### Extracto de página
^^^^^^^^
Temas Especiales

14 de May de 2021

Daniel Delgado-Diamante

Columnistas

Desigualdad social, problema prioritario

El panameño sufre por el aumento del precio de sus alimentos

El presidente de la República y su nuevo Gobierno, tienen que atender y atacar los principales problemas del país. Entre ellos se destacan el alza constante de la canasta básica; el aumento de la inseguridad pública y de la criminalidad; la falta de agua potable y el deplorable servicio de recolección de basura, especialmente en la ciudad capital y en los distritos de San Miguelito y Colón, que congregan al mayor volumen de población en el país.

La insatisfacción en que viven miles de panameños, al no poder cubrir sus mínimas necesidades básicas, no se corresponde ni va de la mano con el presumido crecimiento económico del país. El panameño sufre por el aumento del precio de sus alimentos. Actualmente, la subsistencia familiar de los más necesitados se ha vuelto una cuestión de ingenio y creatividad a la hora de comprar, para lograr que el dinero alcance.

Como país, estamos poniendo en riesgo el adecuado desarrollo de los niños y jóvenes, que son el futuro de Panamá. La desigualdad e inequidad social no solo se manifiesta en el nivel de ingresos de los ciudadanos, sino en aspectos tan importantes como el acceso a los principales servicios básicos, entre ellos agua, educación y salud.

El continuo aumento de los precios de los alimentos ha cambiado los hábitos de consumo de los panameños y no precisamente para bien. Los subsidios a ciertos productos y los controles de precio de emergencia pueden considerarse como importantes medidas temporales, pero no resuelven el fondo la situación.

La desigualdad en todas sus formas genera estrés, inconformidad, tensión y, a la larga, animadversión hacia la clase política. Ello se manifiesta con más intensidad cuando la promesa de cambiar la vida de los ciudadanos termina por carecer de respuestas coherentes con sus necesidades. Además, improvisación y la corrupción parecen generalizarse.

En algunos lugares del país el panorama es desolador. Lamentablemente no hemos mejorado mucho. Comunidades que carecen de agua por más de 30 años, a la espera de la llegada de los camiones cisternas para cubrir el mínimo de sus necesidades. El agua potable es un elemento fundamental para garantizar condiciones esenciales de salubridad. Es importante señalar que el aumento no planificado de construcciones en áreas densamente pobladas, contribuye gravemente a la escasez del vital líquido.

El Idaan hace su mejor esfuerzo, a pesar de sus limitaciones estructurales y de la gran mora en el pago por los usuarios. La tarifa se ha mantenido igual durante los últimos 30 años, lo que no hace viable la sostenibilidad de la institución.
^^^^^^^^
### Información
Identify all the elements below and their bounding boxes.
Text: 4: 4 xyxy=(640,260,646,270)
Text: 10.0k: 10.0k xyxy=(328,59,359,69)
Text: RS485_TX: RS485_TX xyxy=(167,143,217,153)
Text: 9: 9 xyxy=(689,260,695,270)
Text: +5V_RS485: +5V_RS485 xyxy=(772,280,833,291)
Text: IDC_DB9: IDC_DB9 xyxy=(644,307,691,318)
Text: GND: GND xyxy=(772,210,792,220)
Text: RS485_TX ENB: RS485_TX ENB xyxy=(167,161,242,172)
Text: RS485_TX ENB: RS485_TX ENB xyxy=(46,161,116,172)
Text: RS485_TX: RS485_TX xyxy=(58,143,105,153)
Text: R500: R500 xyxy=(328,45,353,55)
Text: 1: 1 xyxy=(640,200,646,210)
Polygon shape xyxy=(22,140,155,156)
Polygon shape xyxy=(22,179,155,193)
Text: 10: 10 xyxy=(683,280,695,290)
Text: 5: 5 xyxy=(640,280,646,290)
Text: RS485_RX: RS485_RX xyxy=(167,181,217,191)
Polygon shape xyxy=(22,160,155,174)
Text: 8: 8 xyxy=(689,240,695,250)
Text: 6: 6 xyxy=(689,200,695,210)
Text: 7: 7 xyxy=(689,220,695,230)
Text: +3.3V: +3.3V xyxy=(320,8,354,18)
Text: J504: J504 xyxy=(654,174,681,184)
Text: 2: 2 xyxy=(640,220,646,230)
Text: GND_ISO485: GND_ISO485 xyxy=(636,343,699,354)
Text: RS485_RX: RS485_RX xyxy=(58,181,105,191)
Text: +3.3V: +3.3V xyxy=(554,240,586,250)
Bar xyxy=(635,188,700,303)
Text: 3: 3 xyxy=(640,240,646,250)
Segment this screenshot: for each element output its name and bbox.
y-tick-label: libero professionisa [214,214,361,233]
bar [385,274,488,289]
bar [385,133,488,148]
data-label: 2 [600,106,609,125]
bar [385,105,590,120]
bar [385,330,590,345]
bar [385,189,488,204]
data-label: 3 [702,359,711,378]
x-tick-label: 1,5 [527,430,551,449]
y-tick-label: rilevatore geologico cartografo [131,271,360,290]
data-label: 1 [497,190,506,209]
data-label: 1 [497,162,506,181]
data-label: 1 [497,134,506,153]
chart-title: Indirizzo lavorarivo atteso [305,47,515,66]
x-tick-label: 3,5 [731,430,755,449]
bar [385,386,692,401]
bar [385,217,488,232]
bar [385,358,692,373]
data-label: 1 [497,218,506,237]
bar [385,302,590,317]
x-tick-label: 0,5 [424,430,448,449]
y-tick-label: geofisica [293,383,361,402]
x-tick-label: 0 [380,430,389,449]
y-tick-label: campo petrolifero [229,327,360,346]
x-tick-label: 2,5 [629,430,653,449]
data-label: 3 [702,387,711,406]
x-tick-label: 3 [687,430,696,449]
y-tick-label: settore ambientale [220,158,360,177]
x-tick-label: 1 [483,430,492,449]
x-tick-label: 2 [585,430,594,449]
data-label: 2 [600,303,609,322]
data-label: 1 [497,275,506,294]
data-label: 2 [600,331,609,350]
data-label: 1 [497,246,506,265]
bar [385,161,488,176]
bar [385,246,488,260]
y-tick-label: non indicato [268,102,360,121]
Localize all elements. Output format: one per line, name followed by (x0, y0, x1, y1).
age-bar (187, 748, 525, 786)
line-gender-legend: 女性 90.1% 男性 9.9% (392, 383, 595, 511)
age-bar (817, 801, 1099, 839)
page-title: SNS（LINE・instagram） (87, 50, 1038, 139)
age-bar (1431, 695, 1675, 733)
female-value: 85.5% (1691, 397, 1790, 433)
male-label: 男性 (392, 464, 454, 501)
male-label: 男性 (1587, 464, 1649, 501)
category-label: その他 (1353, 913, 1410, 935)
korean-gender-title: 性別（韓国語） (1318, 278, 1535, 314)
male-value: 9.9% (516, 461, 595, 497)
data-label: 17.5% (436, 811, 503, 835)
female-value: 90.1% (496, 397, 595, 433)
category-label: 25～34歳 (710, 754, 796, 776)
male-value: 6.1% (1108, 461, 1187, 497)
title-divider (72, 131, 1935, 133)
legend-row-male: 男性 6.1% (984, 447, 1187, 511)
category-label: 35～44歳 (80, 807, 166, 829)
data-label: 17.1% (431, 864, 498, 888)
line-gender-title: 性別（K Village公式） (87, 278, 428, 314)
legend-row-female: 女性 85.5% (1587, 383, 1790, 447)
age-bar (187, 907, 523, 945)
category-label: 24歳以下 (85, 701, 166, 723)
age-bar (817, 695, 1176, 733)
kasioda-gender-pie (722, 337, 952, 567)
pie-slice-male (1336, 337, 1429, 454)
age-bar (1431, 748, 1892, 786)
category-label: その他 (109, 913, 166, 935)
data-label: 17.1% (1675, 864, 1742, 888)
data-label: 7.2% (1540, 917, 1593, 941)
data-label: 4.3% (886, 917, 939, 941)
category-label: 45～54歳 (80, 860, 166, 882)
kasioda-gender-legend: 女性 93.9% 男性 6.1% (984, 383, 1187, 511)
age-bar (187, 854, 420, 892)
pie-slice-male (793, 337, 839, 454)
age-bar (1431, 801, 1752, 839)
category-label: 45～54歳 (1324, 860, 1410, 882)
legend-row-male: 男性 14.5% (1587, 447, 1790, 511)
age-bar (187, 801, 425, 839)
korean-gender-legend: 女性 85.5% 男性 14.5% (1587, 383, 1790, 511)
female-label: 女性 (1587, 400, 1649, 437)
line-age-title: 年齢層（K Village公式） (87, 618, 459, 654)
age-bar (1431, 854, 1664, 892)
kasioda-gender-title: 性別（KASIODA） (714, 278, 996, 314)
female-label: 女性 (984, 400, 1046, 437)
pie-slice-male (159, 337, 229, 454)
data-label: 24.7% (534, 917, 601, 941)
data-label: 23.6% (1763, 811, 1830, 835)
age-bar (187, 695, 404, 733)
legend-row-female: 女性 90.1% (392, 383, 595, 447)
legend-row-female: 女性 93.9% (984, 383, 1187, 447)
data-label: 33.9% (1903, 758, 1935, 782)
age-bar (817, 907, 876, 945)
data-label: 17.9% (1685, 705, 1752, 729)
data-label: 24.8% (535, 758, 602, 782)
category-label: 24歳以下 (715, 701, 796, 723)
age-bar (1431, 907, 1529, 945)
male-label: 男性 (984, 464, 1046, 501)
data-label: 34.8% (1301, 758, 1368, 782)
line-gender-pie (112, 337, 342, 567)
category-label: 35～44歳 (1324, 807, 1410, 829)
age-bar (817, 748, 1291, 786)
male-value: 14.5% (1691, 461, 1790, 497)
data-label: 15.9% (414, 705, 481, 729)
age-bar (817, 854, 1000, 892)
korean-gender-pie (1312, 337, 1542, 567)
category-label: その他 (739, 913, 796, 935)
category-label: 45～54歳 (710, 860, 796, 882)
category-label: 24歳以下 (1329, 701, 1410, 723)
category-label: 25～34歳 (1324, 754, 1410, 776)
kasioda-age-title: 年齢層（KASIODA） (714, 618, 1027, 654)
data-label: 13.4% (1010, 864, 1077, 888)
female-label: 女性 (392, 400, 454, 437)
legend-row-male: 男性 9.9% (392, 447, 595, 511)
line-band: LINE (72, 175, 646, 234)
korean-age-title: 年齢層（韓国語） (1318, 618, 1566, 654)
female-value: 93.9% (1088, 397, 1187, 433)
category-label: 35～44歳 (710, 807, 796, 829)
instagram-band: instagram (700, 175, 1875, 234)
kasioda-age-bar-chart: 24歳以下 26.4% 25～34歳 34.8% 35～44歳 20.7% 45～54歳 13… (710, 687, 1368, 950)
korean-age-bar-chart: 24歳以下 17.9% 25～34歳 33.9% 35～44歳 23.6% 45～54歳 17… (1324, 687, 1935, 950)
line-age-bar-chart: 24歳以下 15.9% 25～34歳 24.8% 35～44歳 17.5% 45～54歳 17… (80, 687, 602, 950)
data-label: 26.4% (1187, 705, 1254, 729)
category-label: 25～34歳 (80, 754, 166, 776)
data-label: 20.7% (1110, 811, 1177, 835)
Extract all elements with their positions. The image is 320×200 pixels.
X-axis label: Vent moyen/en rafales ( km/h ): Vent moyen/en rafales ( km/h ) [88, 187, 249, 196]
^^^^^^^^
¿Puedes reproducir textualmente el pasaje del artículo sobre la desigualdad social que va desde "Daniel Delgado-Diamante" hasta "en el país.", ambos incluidos?

Daniel Delgado-Diamante

Columnistas

Desigualdad social, problema prioritario

El panameño sufre por el aumento del precio de sus alimentos

El presidente de la República y su nuevo Gobierno, tienen que atender y atacar los principales problemas del país. Entre ellos se destacan el alza constante de la canasta básica; el aumento de la inseguridad pública y de la criminalidad; la falta de agua potable y el deplorable servicio de recolección de basura, especialmente en la ciudad capital y en los distritos de San Miguelito y Colón, que congregan al mayor volumen de población en el país.